Lines of data:
** begin **

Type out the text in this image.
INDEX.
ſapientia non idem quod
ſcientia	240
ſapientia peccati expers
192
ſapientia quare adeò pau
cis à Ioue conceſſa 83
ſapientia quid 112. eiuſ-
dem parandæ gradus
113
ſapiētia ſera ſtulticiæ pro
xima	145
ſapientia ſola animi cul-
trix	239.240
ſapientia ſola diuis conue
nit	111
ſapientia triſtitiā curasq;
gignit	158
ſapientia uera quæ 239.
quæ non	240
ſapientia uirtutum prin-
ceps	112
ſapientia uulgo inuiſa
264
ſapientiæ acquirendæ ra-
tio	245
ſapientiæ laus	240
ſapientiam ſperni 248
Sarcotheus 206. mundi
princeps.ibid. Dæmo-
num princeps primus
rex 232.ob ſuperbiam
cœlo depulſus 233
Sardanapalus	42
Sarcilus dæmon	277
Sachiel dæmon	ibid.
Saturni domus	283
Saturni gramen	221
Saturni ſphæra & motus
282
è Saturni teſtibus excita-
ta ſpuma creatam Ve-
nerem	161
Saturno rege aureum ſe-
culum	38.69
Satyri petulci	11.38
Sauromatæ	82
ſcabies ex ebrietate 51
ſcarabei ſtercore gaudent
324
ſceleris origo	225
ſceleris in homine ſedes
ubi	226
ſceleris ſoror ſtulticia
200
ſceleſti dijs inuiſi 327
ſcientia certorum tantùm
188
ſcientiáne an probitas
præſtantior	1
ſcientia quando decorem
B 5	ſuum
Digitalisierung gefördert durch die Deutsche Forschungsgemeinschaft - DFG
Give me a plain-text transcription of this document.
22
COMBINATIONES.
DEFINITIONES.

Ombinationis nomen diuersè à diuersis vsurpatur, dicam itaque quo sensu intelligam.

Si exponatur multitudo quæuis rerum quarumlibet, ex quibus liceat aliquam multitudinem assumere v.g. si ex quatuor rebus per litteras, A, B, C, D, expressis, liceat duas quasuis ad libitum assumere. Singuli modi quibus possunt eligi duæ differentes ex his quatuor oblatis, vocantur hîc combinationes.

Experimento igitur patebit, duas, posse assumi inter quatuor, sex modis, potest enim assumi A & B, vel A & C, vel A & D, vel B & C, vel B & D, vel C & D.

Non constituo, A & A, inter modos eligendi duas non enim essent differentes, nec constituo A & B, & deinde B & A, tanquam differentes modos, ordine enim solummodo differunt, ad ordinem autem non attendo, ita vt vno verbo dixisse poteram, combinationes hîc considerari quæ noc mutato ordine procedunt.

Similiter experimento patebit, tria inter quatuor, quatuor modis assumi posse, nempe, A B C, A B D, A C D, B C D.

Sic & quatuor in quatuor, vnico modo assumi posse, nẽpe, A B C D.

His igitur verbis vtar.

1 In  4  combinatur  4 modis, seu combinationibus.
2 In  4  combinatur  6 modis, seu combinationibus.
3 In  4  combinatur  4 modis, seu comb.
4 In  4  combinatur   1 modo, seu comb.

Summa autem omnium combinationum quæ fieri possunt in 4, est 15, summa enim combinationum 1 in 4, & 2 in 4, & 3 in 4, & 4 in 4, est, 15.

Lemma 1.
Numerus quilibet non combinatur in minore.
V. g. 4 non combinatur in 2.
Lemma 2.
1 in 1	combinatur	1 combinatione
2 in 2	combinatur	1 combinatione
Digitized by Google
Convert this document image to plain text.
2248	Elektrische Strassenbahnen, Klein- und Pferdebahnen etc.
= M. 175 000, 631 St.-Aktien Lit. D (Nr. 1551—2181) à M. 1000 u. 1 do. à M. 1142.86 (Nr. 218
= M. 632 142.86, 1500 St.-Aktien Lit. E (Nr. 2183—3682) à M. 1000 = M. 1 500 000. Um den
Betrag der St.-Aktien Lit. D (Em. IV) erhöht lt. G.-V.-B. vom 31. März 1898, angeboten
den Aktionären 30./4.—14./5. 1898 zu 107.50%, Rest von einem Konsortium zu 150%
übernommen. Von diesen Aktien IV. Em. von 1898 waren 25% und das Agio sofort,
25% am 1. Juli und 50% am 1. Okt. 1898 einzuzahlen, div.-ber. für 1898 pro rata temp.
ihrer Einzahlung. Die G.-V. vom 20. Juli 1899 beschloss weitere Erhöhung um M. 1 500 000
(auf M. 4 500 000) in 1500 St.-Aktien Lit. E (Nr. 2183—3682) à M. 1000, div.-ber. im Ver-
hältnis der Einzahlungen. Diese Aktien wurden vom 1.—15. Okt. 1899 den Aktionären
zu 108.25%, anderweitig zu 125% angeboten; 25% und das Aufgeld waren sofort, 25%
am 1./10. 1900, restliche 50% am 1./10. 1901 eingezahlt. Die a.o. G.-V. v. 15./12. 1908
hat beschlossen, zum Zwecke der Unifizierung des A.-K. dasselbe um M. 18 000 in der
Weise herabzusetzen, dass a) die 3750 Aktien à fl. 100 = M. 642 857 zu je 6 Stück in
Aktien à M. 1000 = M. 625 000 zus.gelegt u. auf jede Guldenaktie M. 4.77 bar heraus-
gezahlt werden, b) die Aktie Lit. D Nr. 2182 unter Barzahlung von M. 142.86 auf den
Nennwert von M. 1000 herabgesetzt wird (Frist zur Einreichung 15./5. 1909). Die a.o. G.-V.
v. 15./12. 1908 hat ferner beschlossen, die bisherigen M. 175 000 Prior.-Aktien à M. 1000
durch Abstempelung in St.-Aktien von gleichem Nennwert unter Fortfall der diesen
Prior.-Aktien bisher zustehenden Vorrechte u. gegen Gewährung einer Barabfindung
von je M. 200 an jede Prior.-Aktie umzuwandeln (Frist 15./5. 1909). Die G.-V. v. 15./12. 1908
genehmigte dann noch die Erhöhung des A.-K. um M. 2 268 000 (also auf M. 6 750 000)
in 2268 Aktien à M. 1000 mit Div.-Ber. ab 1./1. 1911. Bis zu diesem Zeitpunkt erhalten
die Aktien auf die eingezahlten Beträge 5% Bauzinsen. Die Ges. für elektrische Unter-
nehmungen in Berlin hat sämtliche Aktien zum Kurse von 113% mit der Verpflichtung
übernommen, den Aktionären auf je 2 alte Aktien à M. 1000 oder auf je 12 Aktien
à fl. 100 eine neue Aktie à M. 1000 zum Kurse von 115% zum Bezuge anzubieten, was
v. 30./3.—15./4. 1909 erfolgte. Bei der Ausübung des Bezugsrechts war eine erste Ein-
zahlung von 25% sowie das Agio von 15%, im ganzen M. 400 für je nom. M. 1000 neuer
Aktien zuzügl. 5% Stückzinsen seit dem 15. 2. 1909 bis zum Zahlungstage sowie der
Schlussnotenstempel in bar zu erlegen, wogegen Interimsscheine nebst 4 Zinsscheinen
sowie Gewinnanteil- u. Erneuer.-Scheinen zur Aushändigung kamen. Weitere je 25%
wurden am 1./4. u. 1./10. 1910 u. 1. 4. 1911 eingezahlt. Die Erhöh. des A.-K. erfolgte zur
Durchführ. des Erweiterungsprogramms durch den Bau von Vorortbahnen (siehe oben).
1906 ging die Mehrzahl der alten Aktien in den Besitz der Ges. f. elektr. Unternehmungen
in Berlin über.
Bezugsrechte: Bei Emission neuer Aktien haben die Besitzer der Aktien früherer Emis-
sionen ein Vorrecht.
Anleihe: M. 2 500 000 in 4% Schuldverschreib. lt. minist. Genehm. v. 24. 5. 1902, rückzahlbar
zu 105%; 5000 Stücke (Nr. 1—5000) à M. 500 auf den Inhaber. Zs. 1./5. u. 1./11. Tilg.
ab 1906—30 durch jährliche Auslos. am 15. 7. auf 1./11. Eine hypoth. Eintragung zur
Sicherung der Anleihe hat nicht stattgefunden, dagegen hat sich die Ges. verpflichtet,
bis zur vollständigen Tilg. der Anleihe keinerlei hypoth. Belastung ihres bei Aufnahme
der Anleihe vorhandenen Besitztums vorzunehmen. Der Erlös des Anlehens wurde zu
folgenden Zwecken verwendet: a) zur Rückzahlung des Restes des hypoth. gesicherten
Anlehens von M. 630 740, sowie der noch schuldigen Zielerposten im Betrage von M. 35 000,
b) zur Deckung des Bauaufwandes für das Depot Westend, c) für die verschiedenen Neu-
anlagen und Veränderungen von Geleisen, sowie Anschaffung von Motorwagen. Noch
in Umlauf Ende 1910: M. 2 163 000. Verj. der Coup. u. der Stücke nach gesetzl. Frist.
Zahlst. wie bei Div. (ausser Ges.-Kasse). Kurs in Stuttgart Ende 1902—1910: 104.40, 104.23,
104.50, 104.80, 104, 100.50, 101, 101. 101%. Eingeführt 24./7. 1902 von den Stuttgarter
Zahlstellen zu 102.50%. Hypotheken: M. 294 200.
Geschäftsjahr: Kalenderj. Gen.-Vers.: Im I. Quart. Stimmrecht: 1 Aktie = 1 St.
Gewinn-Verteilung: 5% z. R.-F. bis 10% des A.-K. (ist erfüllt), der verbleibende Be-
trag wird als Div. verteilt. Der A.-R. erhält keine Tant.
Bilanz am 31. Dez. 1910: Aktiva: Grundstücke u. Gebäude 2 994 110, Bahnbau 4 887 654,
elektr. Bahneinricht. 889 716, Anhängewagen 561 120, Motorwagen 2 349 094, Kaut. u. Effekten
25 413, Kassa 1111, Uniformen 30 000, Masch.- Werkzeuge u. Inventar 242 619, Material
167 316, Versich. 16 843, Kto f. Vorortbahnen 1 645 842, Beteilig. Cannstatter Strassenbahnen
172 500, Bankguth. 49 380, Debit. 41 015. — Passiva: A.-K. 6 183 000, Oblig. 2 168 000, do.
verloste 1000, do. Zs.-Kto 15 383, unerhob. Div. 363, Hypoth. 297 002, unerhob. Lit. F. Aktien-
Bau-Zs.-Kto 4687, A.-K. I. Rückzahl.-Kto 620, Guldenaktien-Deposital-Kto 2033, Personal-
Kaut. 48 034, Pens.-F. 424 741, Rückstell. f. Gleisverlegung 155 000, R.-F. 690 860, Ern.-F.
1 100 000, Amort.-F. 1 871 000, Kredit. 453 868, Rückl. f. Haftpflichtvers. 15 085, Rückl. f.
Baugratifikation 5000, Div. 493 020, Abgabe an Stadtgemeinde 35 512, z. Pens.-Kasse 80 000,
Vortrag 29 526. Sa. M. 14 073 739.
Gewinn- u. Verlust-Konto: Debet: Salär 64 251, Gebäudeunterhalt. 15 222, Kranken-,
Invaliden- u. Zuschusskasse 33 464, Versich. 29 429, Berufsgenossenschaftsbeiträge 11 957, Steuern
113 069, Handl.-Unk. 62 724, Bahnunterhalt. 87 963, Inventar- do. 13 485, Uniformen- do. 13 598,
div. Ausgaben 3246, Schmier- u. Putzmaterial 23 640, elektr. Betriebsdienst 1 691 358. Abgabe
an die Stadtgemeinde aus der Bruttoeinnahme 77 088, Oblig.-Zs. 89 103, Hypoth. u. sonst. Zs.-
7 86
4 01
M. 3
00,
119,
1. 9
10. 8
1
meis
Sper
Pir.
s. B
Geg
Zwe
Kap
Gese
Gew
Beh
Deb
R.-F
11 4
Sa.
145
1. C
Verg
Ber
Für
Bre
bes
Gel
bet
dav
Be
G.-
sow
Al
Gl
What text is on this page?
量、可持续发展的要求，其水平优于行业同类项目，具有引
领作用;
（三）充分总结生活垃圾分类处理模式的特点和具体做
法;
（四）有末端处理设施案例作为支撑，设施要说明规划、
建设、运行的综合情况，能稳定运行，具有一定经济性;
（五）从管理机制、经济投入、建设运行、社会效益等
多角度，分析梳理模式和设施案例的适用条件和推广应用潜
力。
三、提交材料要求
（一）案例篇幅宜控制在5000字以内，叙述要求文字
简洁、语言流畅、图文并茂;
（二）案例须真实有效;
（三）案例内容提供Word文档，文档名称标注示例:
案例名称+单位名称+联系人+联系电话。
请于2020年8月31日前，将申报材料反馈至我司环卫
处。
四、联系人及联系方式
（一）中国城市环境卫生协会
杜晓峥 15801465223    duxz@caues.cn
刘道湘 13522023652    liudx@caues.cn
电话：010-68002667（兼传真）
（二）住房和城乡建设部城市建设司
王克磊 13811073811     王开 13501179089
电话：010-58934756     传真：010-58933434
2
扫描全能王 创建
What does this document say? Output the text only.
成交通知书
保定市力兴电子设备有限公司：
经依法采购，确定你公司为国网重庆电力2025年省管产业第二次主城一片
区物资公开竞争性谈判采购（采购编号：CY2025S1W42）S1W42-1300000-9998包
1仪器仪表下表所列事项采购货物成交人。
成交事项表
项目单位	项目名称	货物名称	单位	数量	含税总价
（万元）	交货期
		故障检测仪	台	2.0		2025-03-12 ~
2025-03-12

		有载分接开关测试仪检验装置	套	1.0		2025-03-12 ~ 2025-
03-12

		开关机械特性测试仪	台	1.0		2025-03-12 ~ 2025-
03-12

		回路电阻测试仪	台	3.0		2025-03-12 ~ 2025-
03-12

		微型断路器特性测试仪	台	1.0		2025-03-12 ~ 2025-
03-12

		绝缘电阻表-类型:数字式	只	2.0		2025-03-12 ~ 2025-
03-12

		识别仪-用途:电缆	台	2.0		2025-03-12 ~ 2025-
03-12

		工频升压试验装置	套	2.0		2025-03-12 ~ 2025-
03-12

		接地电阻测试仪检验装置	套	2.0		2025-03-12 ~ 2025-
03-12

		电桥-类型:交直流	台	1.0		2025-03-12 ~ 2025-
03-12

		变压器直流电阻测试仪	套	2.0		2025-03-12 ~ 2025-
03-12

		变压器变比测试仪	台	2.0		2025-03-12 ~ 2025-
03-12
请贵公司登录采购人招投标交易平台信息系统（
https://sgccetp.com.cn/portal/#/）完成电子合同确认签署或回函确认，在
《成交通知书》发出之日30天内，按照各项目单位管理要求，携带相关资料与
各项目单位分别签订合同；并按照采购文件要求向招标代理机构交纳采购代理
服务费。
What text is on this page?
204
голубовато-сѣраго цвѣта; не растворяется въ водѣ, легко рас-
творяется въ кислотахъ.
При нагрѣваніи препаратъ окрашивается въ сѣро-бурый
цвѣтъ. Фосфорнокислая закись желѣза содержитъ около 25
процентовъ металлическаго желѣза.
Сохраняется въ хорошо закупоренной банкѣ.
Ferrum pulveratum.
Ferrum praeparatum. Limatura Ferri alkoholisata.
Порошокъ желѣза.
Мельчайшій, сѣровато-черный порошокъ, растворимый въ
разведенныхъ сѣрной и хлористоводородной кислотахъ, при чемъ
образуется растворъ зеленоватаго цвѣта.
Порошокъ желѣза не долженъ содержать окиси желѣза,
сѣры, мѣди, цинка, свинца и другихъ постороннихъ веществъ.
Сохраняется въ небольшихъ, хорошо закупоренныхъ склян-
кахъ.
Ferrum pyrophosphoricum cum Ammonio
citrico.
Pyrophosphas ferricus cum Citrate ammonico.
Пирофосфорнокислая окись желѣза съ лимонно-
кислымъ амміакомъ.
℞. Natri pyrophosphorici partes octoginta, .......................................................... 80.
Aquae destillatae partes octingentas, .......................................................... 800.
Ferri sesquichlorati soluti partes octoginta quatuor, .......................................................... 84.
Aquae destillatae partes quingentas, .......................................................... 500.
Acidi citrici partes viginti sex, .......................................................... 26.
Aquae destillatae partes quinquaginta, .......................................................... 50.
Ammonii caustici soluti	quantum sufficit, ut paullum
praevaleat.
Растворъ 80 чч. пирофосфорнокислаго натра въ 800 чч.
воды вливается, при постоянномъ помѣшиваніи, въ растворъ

** end **

BRIEF:
Select all lines with the word "igitur" from the entries above.

RIGHT ANSWER:
Experimento igitur patebit, duas, posse assumi inter quatuor, sex modis, potest enim assumi A & B, vel A & C, vel A & D, vel B & C, vel B & D, vel C & D.
His igitur verbis vtar.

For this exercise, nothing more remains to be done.